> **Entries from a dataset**
--------
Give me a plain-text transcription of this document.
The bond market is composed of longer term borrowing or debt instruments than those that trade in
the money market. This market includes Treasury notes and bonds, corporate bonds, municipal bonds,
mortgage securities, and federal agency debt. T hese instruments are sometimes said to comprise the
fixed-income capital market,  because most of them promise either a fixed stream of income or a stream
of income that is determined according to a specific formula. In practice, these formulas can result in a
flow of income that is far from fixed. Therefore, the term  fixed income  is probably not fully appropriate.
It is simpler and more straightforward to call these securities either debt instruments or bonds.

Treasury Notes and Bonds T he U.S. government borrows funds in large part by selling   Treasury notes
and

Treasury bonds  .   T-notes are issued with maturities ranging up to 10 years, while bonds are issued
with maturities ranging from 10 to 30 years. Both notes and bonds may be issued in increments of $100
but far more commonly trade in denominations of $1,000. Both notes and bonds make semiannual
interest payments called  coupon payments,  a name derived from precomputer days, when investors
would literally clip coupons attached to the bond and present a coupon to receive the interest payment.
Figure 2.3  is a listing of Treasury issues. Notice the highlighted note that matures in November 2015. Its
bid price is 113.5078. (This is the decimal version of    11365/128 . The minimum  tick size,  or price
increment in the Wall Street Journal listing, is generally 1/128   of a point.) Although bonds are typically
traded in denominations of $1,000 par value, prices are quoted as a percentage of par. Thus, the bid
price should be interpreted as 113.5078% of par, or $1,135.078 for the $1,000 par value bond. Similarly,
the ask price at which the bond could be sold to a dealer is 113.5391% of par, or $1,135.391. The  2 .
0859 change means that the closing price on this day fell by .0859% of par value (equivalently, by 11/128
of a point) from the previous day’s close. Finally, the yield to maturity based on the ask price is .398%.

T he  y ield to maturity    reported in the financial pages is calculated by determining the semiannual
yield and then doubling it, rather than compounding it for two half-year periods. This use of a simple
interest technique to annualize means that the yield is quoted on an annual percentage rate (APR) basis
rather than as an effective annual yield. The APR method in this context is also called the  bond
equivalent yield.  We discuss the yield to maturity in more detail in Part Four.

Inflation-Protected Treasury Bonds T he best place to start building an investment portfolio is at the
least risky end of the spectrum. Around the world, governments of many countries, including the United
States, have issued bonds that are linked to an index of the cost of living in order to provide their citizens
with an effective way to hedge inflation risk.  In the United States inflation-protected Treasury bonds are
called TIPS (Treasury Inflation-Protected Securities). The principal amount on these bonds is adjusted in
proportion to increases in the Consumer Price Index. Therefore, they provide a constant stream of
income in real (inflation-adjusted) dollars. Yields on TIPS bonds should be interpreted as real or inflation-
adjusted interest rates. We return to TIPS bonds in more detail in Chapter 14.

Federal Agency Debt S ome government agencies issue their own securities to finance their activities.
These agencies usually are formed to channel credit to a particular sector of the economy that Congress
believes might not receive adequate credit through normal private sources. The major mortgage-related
--------
> **OBJECTIVE**
Copy the material above verbatim.

> **THE RESPONSE**
Give me a plain-text transcription of this document.
The bond market is composed of longer term borrowing or debt instruments than those that trade in
the money market. This market includes Treasury notes and bonds, corporate bonds, municipal bonds,
mortgage securities, and federal agency debt. T hese instruments are sometimes said to comprise the
fixed-income capital market,  because most of them promise either a fixed stream of income or a stream
of income that is determined according to a specific formula. In practice, these formulas can result in a
flow of income that is far from fixed. Therefore, the term  fixed income  is probably not fully appropriate.
It is simpler and more straightforward to call these securities either debt instruments or bonds.

Treasury Notes and Bonds T he U.S. government borrows funds in large part by selling   Treasury notes
and

Treasury bonds  .   T-notes are issued with maturities ranging up to 10 years, while bonds are issued
with maturities ranging from 10 to 30 years. Both notes and bonds may be issued in increments of $100
but far more commonly trade in denominations of $1,000. Both notes and bonds make semiannual
interest payments called  coupon payments,  a name derived from precomputer days, when investors
would literally clip coupons attached to the bond and present a coupon to receive the interest payment.
Figure 2.3  is a listing of Treasury issues. Notice the highlighted note that matures in November 2015. Its
bid price is 113.5078. (This is the decimal version of    11365/128 . The minimum  tick size,  or price
increment in the Wall Street Journal listing, is generally 1/128   of a point.) Although bonds are typically
traded in denominations of $1,000 par value, prices are quoted as a percentage of par. Thus, the bid
price should be interpreted as 113.5078% of par, or $1,135.078 for the $1,000 par value bond. Similarly,
the ask price at which the bond could be sold to a dealer is 113.5391% of par, or $1,135.391. The  2 .
0859 change means that the closing price on this day fell by .0859% of par value (equivalently, by 11/128
of a point) from the previous day’s close. Finally, the yield to maturity based on the ask price is .398%.

T he  y ield to maturity    reported in the financial pages is calculated by determining the semiannual
yield and then doubling it, rather than compounding it for two half-year periods. This use of a simple
interest technique to annualize means that the yield is quoted on an annual percentage rate (APR) basis
rather than as an effective annual yield. The APR method in this context is also called the  bond
equivalent yield.  We discuss the yield to maturity in more detail in Part Four.

Inflation-Protected Treasury Bonds T he best place to start building an investment portfolio is at the
least risky end of the spectrum. Around the world, governments of many countries, including the United
States, have issued bonds that are linked to an index of the cost of living in order to provide their citizens
with an effective way to hedge inflation risk.  In the United States inflation-protected Treasury bonds are
called TIPS (Treasury Inflation-Protected Securities). The principal amount on these bonds is adjusted in
proportion to increases in the Consumer Price Index. Therefore, they provide a constant stream of
income in real (inflation-adjusted) dollars. Yields on TIPS bonds should be interpreted as real or inflation-
adjusted interest rates. We return to TIPS bonds in more detail in Chapter 14.

Federal Agency Debt S ome government agencies issue their own securities to finance their activities.
These agencies usually are formed to channel credit to a particular sector of the economy that Congress
believes might not receive adequate credit through normal private sources. The major mortgage-related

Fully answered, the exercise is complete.